Your objective » Keep every line where the word "upon" appears; drop the rest.

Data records
=======

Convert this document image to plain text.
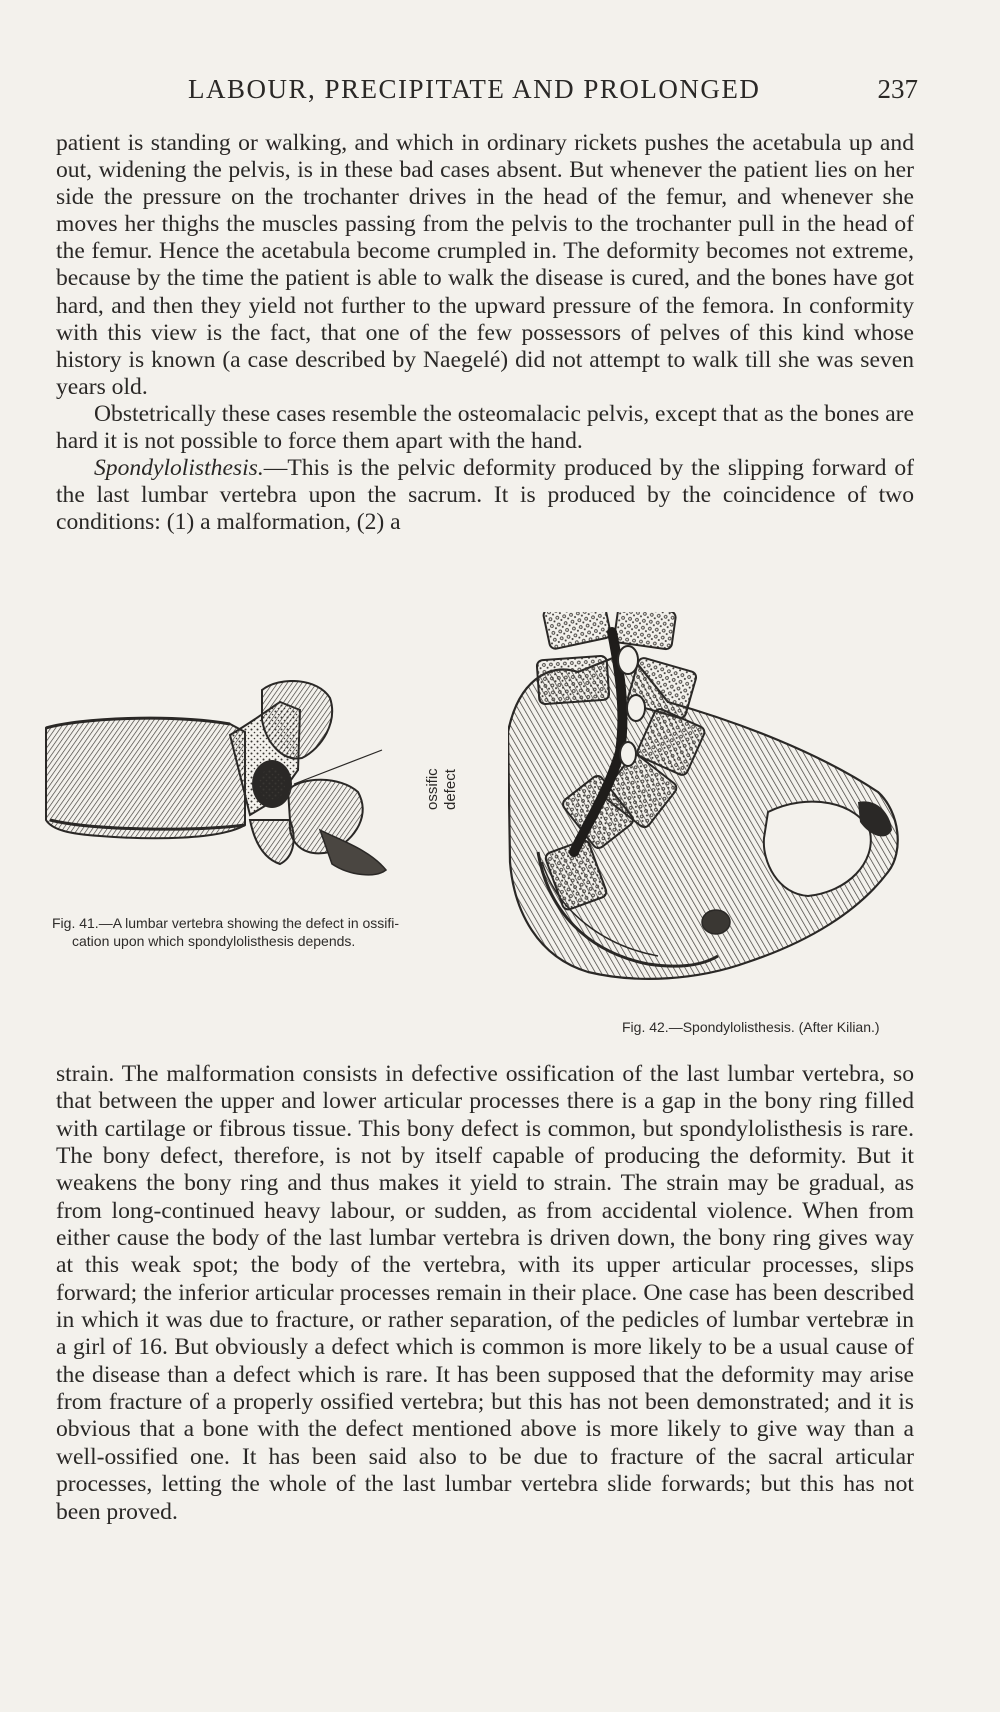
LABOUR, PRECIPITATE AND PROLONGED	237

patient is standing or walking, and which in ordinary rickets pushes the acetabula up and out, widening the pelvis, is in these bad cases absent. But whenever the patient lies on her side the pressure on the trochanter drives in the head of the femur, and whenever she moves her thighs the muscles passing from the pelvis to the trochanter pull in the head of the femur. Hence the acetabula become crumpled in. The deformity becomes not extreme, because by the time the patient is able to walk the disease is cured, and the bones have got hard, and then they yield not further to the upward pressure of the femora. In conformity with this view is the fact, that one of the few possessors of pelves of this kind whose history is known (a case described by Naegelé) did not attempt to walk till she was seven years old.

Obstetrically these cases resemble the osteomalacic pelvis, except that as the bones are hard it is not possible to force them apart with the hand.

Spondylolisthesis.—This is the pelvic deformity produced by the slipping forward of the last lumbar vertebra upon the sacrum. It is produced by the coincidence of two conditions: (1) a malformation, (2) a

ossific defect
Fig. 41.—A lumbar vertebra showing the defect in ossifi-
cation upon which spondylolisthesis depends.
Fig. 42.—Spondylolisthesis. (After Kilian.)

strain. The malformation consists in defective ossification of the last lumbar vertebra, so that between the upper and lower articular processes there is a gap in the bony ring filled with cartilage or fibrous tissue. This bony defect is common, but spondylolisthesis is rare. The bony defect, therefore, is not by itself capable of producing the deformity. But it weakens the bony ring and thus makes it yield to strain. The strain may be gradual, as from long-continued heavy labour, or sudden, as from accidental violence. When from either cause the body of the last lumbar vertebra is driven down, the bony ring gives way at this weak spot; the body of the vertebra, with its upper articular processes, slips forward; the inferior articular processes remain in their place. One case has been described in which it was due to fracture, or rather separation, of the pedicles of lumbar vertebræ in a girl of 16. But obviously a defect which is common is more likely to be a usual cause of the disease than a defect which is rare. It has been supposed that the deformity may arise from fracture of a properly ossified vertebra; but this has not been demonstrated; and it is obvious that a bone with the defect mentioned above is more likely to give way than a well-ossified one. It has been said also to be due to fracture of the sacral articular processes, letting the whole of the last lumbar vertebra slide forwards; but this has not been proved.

=======

Exercise response »
Spondylolisthesis.—This is the pelvic deformity produced by the slipping forward of the last lumbar vertebra upon the sacrum. It is produced by the coincidence of two conditions: (1) a malformation, (2) a
cation upon which spondylolisthesis depends.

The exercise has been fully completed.